=== Page excerpt ===
Alternaria species affects all aerial parts of the plant such as the leaf, petiole, stem, floral parts and seeds of sunflower plants during emergence and throughout the growing stages of the plant (Malone and Muskett, 1997). The symptoms caused by Alternaria species on sunflower normally appear as dark brown, oval to circular spots with a pale margin and yellow halo. The spots become irregular by coalescing, leading to blight and defoliation and death of the plant (Cho and Yu, 2000).
Epidemics of Alternaria blight of sunflowers are most common and severe in areas that experience extended periods of wet weather in summer accompanied by mean daily temperatures between 25 and 30°C (Reis et al., 2006). Alternaria species are reported to reduce seed and oil yield by 27 to 80% and 17 to 33%, respectively, and can cause germination losses (Calvert et al., 2005). The disease significantly reduces head diameters and numbers of seeds produced per head. The reduction in seed content caused by Alternaria blight is an economic concern, because growers receive a price premium or a dockage based on oil content (Carson, 1985).
Aim
The aim of this research is to have a comprehensive understanding of Alternaria species associated with sunflower. The focus will be on (i) determining the distribution of Alternaria leaf spot (ALS) in sunflower production areas, (ii) determining the causal agents of ALS using molecular and morphological techniques, (iii) determining the effect of ALS on seed health and seed vigor, (iv) determining the most effective chemical and biocontrol agents that can limit the spread of ALS.
Research objectives
- To determine the distribution of Alternaria blight by surveying the major sunflower growing areas in South Africa for Alternaria leaf spot.
- To identify the causal agents of Alternaria blight based on morphology and molecular techniques.
- To determine the seed health and seed vigour of sunflower seed lots.
Progress to date
- To determine the seed health and seed vigour of sunflower seed lots.
- The distribution of Alternaria leaf blight in the survey major sunflower production farms of South Africa and cultivar trials to determine if Alternaria leaf blight has any association or specificity to a certain sunflower cultivar have been done. The survey showed that Alternaria leaf blight is widespread in the sunflower production areas (Fig. 1), and samples collected during the survey were used for subsequent research in identification studies. This has been completed and a publication is being finalized.
=== Source material ===
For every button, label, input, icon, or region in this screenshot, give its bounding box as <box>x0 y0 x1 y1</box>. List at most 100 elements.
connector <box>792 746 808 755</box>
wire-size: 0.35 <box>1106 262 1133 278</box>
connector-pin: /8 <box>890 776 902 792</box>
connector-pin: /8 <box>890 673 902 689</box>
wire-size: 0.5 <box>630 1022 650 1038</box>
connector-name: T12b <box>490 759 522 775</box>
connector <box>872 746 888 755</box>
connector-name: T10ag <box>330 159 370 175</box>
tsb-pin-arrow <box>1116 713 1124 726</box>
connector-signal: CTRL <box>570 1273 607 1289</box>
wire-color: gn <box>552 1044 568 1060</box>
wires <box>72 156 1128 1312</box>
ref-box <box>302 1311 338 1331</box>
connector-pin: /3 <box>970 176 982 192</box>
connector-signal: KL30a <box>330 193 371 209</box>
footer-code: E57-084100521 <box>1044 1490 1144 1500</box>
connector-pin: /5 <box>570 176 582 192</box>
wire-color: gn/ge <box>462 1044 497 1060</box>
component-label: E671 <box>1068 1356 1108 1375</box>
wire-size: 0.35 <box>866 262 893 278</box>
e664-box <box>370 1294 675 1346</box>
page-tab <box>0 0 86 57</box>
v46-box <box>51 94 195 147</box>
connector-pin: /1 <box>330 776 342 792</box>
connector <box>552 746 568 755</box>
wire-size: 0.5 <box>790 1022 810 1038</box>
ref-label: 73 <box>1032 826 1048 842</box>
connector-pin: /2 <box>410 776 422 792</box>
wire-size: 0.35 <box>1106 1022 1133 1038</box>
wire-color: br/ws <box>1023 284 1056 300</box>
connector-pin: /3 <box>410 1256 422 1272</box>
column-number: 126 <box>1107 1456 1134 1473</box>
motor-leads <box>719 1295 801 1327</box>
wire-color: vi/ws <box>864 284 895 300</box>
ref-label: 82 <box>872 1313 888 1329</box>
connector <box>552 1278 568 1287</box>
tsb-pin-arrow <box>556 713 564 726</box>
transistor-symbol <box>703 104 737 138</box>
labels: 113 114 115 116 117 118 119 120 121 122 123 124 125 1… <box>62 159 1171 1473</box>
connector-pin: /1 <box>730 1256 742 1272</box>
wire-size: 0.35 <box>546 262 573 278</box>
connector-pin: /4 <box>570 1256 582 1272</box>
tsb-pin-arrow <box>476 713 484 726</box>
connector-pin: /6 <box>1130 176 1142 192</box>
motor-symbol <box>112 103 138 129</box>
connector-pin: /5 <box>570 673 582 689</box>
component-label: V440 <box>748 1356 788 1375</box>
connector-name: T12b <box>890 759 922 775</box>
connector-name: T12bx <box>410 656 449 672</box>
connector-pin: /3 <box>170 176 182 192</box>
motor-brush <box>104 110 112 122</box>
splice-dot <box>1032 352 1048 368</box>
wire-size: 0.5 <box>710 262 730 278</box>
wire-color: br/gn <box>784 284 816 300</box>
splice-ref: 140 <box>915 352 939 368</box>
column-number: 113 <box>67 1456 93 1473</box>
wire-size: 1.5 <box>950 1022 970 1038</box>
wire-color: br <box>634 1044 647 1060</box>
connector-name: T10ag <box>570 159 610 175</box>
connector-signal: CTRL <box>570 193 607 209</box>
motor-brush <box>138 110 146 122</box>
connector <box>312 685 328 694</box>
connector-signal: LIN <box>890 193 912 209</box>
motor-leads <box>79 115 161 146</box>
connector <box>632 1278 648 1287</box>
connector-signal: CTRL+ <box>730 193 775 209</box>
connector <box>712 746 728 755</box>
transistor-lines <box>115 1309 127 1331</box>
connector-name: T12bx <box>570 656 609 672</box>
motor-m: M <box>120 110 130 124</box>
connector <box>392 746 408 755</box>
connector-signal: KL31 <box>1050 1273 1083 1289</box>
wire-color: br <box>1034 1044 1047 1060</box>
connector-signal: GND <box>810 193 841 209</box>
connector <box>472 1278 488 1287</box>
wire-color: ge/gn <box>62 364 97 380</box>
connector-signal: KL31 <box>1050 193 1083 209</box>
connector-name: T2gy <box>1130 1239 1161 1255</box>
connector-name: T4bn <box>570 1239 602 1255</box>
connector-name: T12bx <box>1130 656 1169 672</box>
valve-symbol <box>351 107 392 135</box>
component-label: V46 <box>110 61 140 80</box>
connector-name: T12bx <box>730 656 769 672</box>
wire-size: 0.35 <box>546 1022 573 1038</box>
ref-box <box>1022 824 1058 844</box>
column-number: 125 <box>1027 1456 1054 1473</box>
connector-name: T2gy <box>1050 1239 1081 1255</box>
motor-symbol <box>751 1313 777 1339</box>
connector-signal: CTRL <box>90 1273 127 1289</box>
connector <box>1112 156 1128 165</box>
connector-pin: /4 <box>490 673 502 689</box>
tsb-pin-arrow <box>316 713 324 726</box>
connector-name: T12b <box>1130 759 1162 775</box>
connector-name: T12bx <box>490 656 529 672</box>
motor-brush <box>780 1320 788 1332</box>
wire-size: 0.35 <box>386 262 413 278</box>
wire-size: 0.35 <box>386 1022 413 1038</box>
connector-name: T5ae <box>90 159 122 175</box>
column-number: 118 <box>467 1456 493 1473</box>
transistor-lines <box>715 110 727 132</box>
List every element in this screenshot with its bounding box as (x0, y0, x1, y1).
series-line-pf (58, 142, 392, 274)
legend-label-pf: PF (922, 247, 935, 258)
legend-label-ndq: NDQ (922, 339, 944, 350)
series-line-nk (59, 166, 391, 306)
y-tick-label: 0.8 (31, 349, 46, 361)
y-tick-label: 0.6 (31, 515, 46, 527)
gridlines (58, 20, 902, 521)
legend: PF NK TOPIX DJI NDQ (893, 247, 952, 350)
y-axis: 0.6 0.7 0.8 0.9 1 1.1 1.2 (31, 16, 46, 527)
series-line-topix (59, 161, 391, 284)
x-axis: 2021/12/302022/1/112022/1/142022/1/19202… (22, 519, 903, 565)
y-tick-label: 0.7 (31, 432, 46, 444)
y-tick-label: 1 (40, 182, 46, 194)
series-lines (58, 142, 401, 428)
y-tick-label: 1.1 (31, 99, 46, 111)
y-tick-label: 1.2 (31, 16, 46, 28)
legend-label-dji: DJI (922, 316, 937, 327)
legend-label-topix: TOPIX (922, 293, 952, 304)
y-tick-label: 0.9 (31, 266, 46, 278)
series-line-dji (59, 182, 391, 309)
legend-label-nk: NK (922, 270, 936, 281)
===
Work order: Please write what comes next in the excerpt on Alternaria blight of sunflower, starting after its last sentence rather than after the lines.

Result for this exercise:
Figure 1: Map indicating sunflower (Helianthus annuus L.) cultivar trials and commercial farms surveyed in the Free State, North West, Gauteng, Mpumalanga and Limpopo provinces of South Africa during the 2012/13, 2013/14 and 2014/15 production season The main pathogen present in the leaf blight lesions have been identified using morphological and molecular techniques to identify the causal agents of Alternaria blight isolated from South African sunflower production areas. Alternaria helianthi was not isolated from any of the sunflower lesions, with only Alternaria sect. Alternaria isolates retrieved from the symptomatic tissue. Molecular identification using the ITS, GAPDH, RPB2 gene, Alt a1 and the TEF-1α gene regions was done to support the morphological identification based on the three dimensional sporulation patterns the of Alternaria species (Fig 1). Furthermore, this study aimed at evaluating the pathogenicity of the Alternaria isolates and their potential as causal agents of Alternaria leaf blight of sunflower. Pathogenicity tests showed that all the Alternaria alternata isolates are capable of causing Alternaria leaf blight of sunflower as seen in the field (Fig 2). This is the first report of A. alternata causing leaf blight of sunflower in South Africa.
Figure 2: Sporulation structures and leaf blight lesions of Alternaria species on sunflower - Culture and sporulation structures of Alternaria species on PCA. isolated from lesions of sunflower (Helianthus annuus L.) infected seeds and leaves.
- Sporulation pattern of Alternaria tenuissima (PCA 7d).
- Sporulation pattern of Alternaria alternata (PCA 7d).
- Sporulation pattern of Alternaria alternata (PCA 7d).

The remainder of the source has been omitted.